— begin Given data —

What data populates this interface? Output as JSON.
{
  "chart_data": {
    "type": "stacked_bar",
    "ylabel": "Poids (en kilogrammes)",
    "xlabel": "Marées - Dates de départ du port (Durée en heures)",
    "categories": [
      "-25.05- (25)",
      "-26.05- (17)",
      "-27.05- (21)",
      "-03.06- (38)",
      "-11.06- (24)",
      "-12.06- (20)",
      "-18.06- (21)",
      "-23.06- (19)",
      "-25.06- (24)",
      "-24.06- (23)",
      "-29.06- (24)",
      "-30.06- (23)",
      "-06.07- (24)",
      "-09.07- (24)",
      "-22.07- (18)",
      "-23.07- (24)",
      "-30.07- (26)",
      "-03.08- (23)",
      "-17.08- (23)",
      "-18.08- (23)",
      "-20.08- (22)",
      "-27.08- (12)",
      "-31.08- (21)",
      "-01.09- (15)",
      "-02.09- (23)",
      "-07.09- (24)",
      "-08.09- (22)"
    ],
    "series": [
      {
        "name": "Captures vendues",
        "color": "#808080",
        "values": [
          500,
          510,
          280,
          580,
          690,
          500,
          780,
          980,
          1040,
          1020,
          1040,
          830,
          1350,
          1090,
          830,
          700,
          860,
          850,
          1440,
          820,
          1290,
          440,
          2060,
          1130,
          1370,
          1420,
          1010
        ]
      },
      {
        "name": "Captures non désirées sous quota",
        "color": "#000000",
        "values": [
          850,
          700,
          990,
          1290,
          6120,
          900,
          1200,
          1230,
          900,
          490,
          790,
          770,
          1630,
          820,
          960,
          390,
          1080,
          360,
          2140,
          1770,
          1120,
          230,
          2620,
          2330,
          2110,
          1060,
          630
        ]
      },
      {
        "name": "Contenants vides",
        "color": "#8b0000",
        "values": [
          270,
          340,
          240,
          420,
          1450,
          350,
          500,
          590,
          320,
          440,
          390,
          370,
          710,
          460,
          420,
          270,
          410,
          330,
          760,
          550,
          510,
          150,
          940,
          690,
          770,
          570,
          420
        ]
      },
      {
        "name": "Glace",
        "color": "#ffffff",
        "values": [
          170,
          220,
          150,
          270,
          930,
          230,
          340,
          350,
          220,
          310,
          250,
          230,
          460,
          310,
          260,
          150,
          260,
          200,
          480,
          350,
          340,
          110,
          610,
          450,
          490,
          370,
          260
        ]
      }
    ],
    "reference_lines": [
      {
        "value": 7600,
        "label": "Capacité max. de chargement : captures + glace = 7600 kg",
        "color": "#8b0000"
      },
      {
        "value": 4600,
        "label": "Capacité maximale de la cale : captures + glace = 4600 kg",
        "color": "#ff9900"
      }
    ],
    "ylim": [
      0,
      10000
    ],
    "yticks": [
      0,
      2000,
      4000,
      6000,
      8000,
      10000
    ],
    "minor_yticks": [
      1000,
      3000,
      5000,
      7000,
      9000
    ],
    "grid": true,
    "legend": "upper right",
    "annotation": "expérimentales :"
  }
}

— end Given data —

> **Problem description**
Gather each line in these records that contains the string "name".

> **Result of this task**
        "name": "Captures vendues",
        "name": "Captures non désirées sous quota",
        "name": "Contenants vides",
        "name": "Glace",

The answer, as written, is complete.